#### [WHAT IS ASKED]
Copy out the records precisely, omitting pictures.

#### [DATA]
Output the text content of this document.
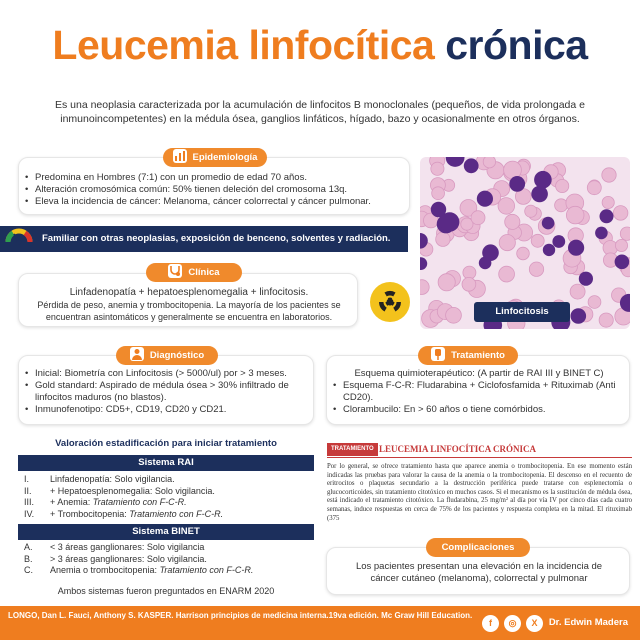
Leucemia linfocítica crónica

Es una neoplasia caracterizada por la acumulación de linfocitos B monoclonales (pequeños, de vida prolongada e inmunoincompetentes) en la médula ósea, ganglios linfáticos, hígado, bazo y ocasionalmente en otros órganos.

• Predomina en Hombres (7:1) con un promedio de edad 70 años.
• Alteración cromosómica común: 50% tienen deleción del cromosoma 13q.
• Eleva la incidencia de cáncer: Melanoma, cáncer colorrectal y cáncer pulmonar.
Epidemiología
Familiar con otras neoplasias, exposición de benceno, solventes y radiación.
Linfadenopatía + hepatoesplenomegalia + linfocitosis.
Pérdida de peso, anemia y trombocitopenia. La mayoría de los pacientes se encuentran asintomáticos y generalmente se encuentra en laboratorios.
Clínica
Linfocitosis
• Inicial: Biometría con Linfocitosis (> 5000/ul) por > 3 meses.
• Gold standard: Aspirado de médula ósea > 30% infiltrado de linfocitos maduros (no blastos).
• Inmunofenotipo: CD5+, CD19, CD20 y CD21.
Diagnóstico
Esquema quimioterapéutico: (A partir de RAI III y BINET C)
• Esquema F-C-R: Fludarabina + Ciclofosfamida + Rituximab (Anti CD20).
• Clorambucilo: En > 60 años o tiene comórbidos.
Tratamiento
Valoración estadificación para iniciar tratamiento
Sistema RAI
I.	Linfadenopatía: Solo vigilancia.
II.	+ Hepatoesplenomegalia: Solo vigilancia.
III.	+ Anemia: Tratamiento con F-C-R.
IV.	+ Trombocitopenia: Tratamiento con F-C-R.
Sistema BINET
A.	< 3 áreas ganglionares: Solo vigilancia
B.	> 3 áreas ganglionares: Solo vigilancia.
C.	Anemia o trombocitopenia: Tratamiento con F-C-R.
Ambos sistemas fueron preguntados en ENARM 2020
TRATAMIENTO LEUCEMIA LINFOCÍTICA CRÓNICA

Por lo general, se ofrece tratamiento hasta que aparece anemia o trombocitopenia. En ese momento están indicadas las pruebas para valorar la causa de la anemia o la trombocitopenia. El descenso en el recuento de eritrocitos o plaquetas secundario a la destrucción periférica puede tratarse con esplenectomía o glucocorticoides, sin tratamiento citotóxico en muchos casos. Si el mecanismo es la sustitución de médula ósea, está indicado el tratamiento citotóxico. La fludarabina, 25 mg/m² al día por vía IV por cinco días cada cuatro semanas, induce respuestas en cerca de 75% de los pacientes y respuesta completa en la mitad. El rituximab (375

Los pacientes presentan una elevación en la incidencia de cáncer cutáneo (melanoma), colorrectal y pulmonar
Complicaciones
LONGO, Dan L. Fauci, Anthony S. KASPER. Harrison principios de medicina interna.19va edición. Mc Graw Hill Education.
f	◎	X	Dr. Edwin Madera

#### [RESULT OF THIS EXERCISE]
Output the text content of this document.
Leucemia linfocítica crónica

Es una neoplasia caracterizada por la acumulación de linfocitos B monoclonales (pequeños, de vida prolongada e inmunoincompetentes) en la médula ósea, ganglios linfáticos, hígado, bazo y ocasionalmente en otros órganos.

• Predomina en Hombres (7:1) con un promedio de edad 70 años.
• Alteración cromosómica común: 50% tienen deleción del cromosoma 13q.
• Eleva la incidencia de cáncer: Melanoma, cáncer colorrectal y cáncer pulmonar.
Epidemiología
Familiar con otras neoplasias, exposición de benceno, solventes y radiación.
Linfadenopatía + hepatoesplenomegalia + linfocitosis.
Pérdida de peso, anemia y trombocitopenia. La mayoría de los pacientes se encuentran asintomáticos y generalmente se encuentra en laboratorios.
Clínica
Linfocitosis
• Inicial: Biometría con Linfocitosis (> 5000/ul) por > 3 meses.
• Gold standard: Aspirado de médula ósea > 30% infiltrado de linfocitos maduros (no blastos).
• Inmunofenotipo: CD5+, CD19, CD20 y CD21.
Diagnóstico
Esquema quimioterapéutico: (A partir de RAI III y BINET C)
• Esquema F-C-R: Fludarabina + Ciclofosfamida + Rituximab (Anti CD20).
• Clorambucilo: En > 60 años o tiene comórbidos.
Tratamiento
Valoración estadificación para iniciar tratamiento
Sistema RAI
I.	Linfadenopatía: Solo vigilancia.
II.	+ Hepatoesplenomegalia: Solo vigilancia.
III.	+ Anemia: Tratamiento con F-C-R.
IV.	+ Trombocitopenia: Tratamiento con F-C-R.
Sistema BINET
A.	< 3 áreas ganglionares: Solo vigilancia
B.	> 3 áreas ganglionares: Solo vigilancia.
C.	Anemia o trombocitopenia: Tratamiento con F-C-R.
Ambos sistemas fueron preguntados en ENARM 2020
TRATAMIENTO LEUCEMIA LINFOCÍTICA CRÓNICA

Por lo general, se ofrece tratamiento hasta que aparece anemia o trombocitopenia. En ese momento están indicadas las pruebas para valorar la causa de la anemia o la trombocitopenia. El descenso en el recuento de eritrocitos o plaquetas secundario a la destrucción periférica puede tratarse con esplenectomía o glucocorticoides, sin tratamiento citotóxico en muchos casos. Si el mecanismo es la sustitución de médula ósea, está indicado el tratamiento citotóxico. La fludarabina, 25 mg/m² al día por vía IV por cinco días cada cuatro semanas, induce respuestas en cerca de 75% de los pacientes y respuesta completa en la mitad. El rituximab (375

Los pacientes presentan una elevación en la incidencia de cáncer cutáneo (melanoma), colorrectal y pulmonar
Complicaciones
LONGO, Dan L. Fauci, Anthony S. KASPER. Harrison principios de medicina interna.19va edición. Mc Graw Hill Education.
f	◎	X	Dr. Edwin Madera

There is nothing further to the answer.